Your goal: Write out the material exactly. Do not include the pictures.

Exercise inputs:
<<<<
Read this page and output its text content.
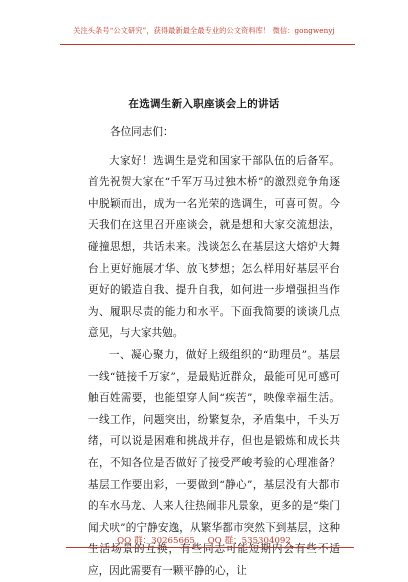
关注头条号“公文研究”，获得最新最全最专业的公文资料库！ 微信：gongwenyj
在选调生新入职座谈会上的讲话

各位同志们：

大家好！选调生是党和国家干部队伍的后备军。首先祝贺大家在“千军万马过独木桥”的激烈竞争角逐中脱颖而出，成为一名光荣的选调生，可喜可贺。今天我们在这里召开座谈会，就是想和大家交流想法，碰撞思想，共话未来。浅谈怎么在基层这大熔炉大舞台上更好施展才华、放飞梦想；怎么样用好基层平台更好的锻造自我、提升自我，如何进一步增强担当作为、履职尽责的能力和水平。下面我简要的谈谈几点意见，与大家共勉。

一、凝心聚力，做好上级组织的“助理员”。基层一线“链接千万家”，是最贴近群众，最能可见可感可触百姓需要，也能望穿人间“疾苦”，映像幸福生活。一线工作，问题突出，纷繁复杂，矛盾集中，千头万绪，可以说是困难和挑战并存，但也是锻炼和成长共在，不知各位是否做好了接受严峻考验的心理准备？基层工作要出彩，一要做到“静心”，基层没有大都市的车水马龙、人来人往热闹非凡景象，更多的是“柴门闻犬吠”的宁静安逸，从繁华都市突然下到基层，这种生活场景的互换，有些同志可能短期内会有些不适应，因此需要有一颗平静的心，让

QQ 群：30265665 QQ 群：535304092
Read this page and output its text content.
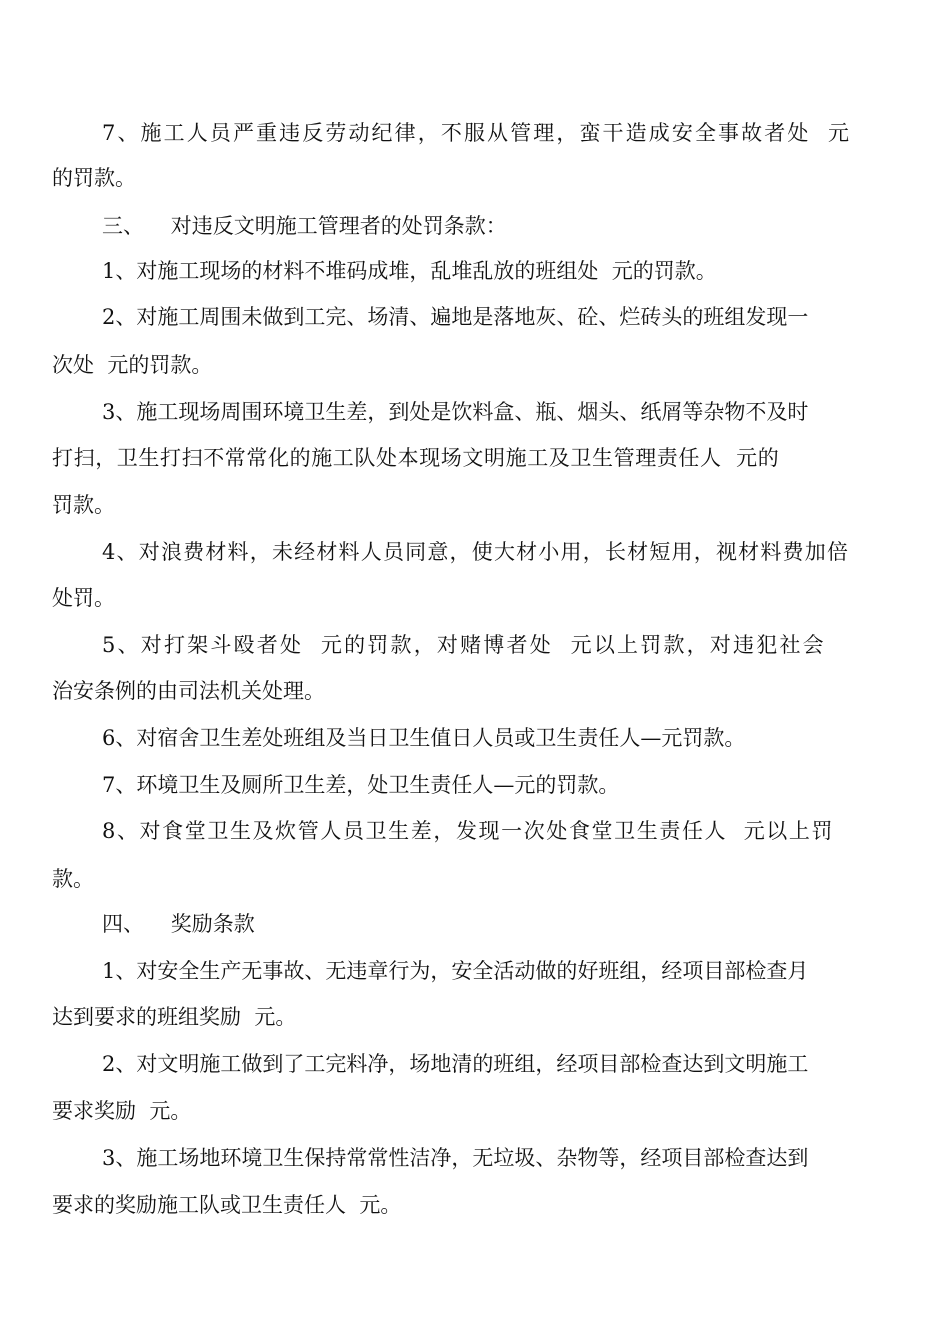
7、施工人员严重违反劳动纪律，不服从管理，蛮干造成安全事故者处  元
的罚款。
三、    对违反文明施工管理者的处罚条款：
1、对施工现场的材料不堆码成堆，乱堆乱放的班组处  元的罚款。
2、对施工周围未做到工完、场清、遍地是落地灰、砼、烂砖头的班组发现一
次处  元的罚款。
3、施工现场周围环境卫生差，到处是饮料盒、瓶、烟头、纸屑等杂物不及时
打扫，卫生打扫不常常化的施工队处本现场文明施工及卫生管理责任人  元的
罚款。
4、对浪费材料，未经材料人员同意，使大材小用，长材短用，视材料费加倍
处罚。
5、对打架斗殴者处  元的罚款，对赌博者处  元以上罚款，对违犯社会
治安条例的由司法机关处理。
6、对宿舍卫生差处班组及当日卫生值日人员或卫生责任人—元罚款。
7、环境卫生及厕所卫生差，处卫生责任人—元的罚款。
8、对食堂卫生及炊管人员卫生差，发现一次处食堂卫生责任人  元以上罚
款。
四、    奖励条款
1、对安全生产无事故、无违章行为，安全活动做的好班组，经项目部检查月
达到要求的班组奖励  元。
2、对文明施工做到了工完料净，场地清的班组，经项目部检查达到文明施工
要求奖励  元。
3、施工场地环境卫生保持常常性洁净，无垃圾、杂物等，经项目部检查达到
要求的奖励施工队或卫生责任人  元。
>>>>
Complete output:
Read this page and output its text content.
关注头条号“公文研究”，获得最新最全最专业的公文资料库！ 微信：gongwenyj
在选调生新入职座谈会上的讲话

各位同志们：

大家好！选调生是党和国家干部队伍的后备军。首先祝贺大家在“千军万马过独木桥”的激烈竞争角逐中脱颖而出，成为一名光荣的选调生，可喜可贺。今天我们在这里召开座谈会，就是想和大家交流想法，碰撞思想，共话未来。浅谈怎么在基层这大熔炉大舞台上更好施展才华、放飞梦想；怎么样用好基层平台更好的锻造自我、提升自我，如何进一步增强担当作为、履职尽责的能力和水平。下面我简要的谈谈几点意见，与大家共勉。

一、凝心聚力，做好上级组织的“助理员”。基层一线“链接千万家”，是最贴近群众，最能可见可感可触百姓需要，也能望穿人间“疾苦”，映像幸福生活。一线工作，问题突出，纷繁复杂，矛盾集中，千头万绪，可以说是困难和挑战并存，但也是锻炼和成长共在，不知各位是否做好了接受严峻考验的心理准备？基层工作要出彩，一要做到“静心”，基层没有大都市的车水马龙、人来人往热闹非凡景象，更多的是“柴门闻犬吠”的宁静安逸，从繁华都市突然下到基层，这种生活场景的互换，有些同志可能短期内会有些不适应，因此需要有一颗平静的心，让

QQ 群：30265665 QQ 群：535304092
Read this page and output its text content.
7、施工人员严重违反劳动纪律，不服从管理，蛮干造成安全事故者处  元
的罚款。
三、    对违反文明施工管理者的处罚条款：
1、对施工现场的材料不堆码成堆，乱堆乱放的班组处  元的罚款。
2、对施工周围未做到工完、场清、遍地是落地灰、砼、烂砖头的班组发现一
次处  元的罚款。
3、施工现场周围环境卫生差，到处是饮料盒、瓶、烟头、纸屑等杂物不及时
打扫，卫生打扫不常常化的施工队处本现场文明施工及卫生管理责任人  元的
罚款。
4、对浪费材料，未经材料人员同意，使大材小用，长材短用，视材料费加倍
处罚。
5、对打架斗殴者处  元的罚款，对赌博者处  元以上罚款，对违犯社会
治安条例的由司法机关处理。
6、对宿舍卫生差处班组及当日卫生值日人员或卫生责任人—元罚款。
7、环境卫生及厕所卫生差，处卫生责任人—元的罚款。
8、对食堂卫生及炊管人员卫生差，发现一次处食堂卫生责任人  元以上罚
款。
四、    奖励条款
1、对安全生产无事故、无违章行为，安全活动做的好班组，经项目部检查月
达到要求的班组奖励  元。
2、对文明施工做到了工完料净，场地清的班组，经项目部检查达到文明施工
要求奖励  元。
3、施工场地环境卫生保持常常性洁净，无垃圾、杂物等，经项目部检查达到
要求的奖励施工队或卫生责任人  元。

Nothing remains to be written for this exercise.